• [Goal]: In the entries that follow, count each line containing "Network" and state the total, nothing more.

-------- Extracted records

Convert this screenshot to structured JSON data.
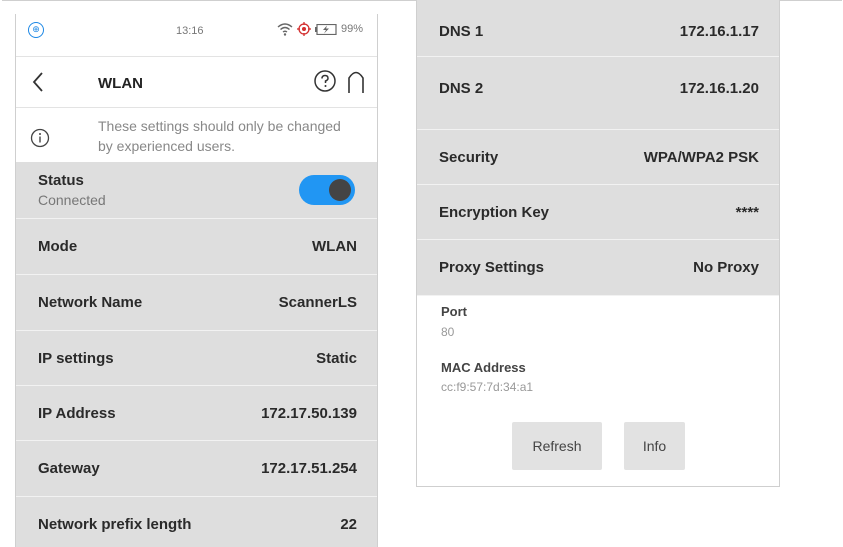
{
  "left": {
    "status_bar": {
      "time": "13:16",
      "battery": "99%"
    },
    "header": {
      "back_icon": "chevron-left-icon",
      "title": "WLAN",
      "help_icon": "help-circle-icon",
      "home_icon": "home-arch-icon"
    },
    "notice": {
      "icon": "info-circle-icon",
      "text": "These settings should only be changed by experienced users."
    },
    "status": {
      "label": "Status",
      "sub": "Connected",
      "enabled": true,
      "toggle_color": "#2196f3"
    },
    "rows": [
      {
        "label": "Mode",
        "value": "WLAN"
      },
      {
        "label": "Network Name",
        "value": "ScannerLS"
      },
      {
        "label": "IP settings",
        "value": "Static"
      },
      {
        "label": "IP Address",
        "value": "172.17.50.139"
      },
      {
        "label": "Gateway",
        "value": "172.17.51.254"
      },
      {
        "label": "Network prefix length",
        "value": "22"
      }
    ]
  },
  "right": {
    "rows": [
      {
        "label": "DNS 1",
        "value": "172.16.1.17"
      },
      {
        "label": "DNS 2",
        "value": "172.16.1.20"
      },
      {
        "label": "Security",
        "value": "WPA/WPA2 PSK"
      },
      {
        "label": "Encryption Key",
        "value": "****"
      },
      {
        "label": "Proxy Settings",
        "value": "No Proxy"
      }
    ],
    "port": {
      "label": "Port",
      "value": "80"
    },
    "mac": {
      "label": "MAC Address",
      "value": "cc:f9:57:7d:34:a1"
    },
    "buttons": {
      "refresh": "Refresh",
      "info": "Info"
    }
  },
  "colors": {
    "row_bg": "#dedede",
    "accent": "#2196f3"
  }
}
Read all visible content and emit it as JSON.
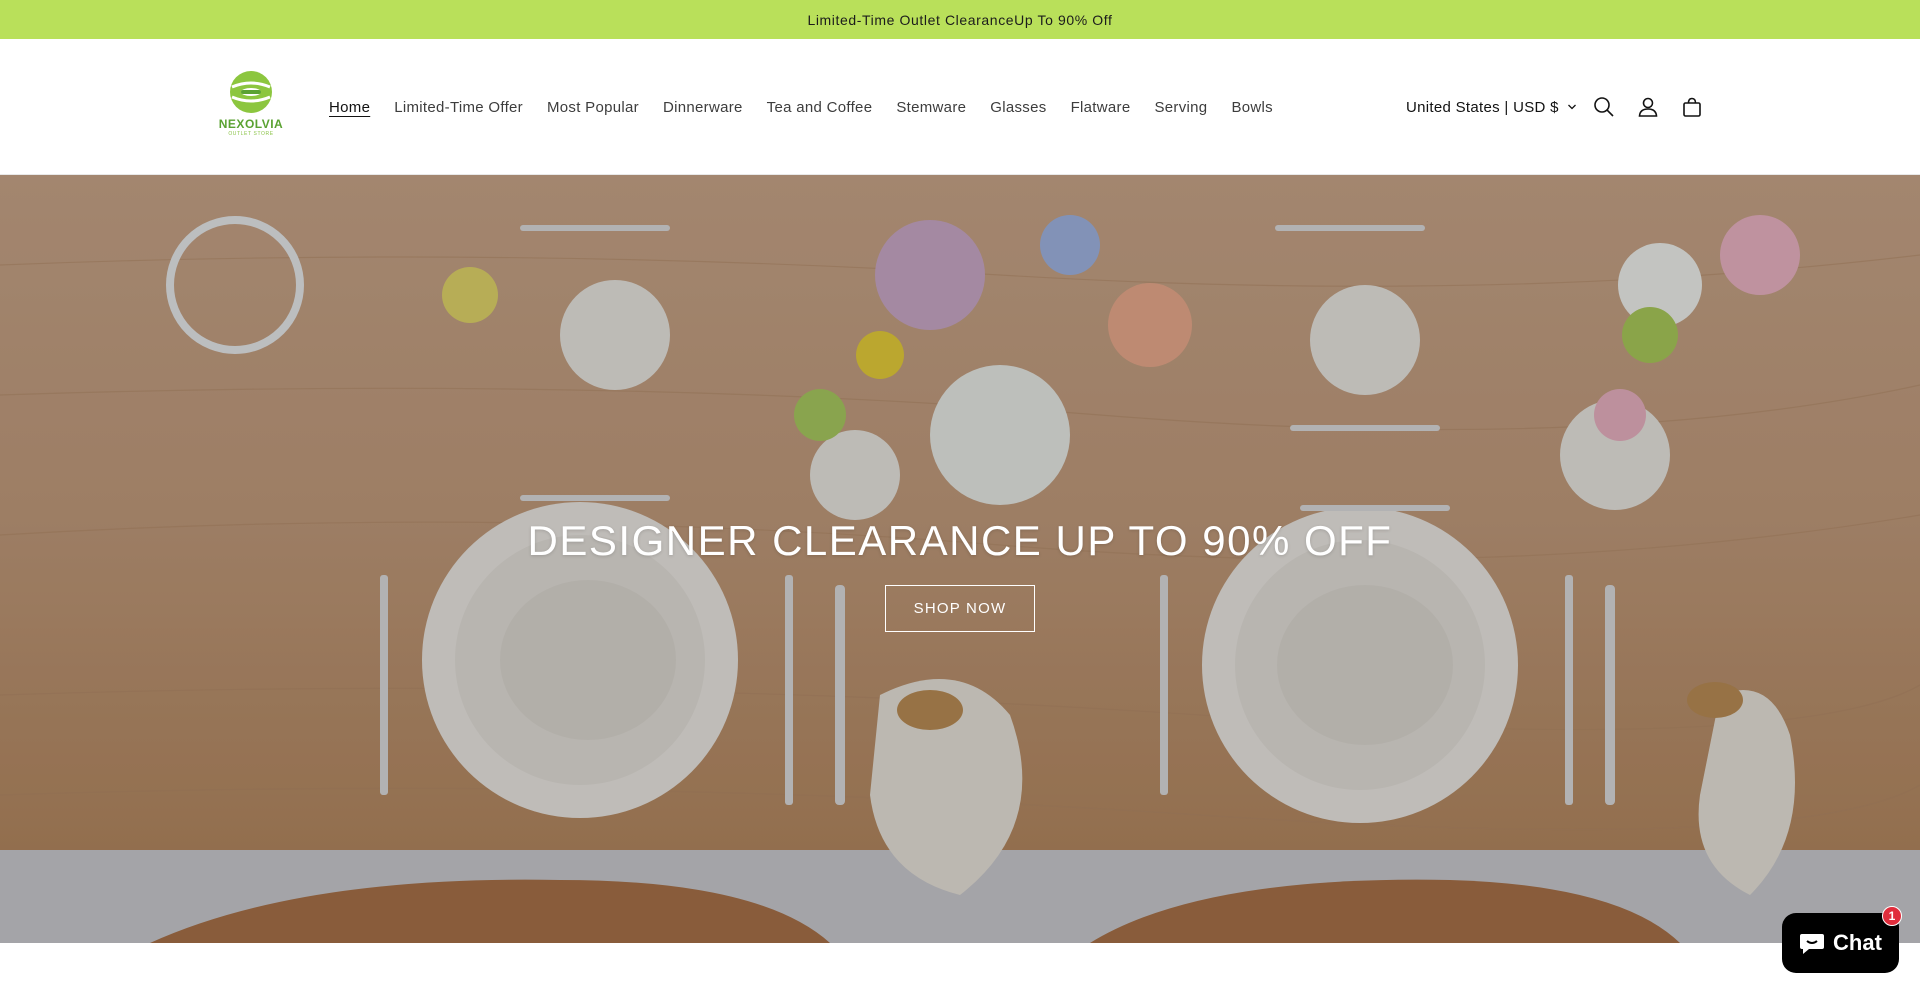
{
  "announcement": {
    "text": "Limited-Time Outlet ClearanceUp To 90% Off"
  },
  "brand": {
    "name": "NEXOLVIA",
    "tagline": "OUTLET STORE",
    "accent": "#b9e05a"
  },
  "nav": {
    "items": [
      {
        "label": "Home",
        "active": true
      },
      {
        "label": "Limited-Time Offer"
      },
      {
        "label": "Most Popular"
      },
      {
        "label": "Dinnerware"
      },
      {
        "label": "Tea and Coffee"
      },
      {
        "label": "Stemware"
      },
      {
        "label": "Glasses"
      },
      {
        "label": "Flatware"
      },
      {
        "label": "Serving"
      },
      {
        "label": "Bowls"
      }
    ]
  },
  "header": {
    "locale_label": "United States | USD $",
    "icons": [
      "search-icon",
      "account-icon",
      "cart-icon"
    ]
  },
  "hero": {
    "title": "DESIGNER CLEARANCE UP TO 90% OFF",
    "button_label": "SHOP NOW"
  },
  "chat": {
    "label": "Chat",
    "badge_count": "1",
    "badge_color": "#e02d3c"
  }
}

----------------

• [Result for this task]: 2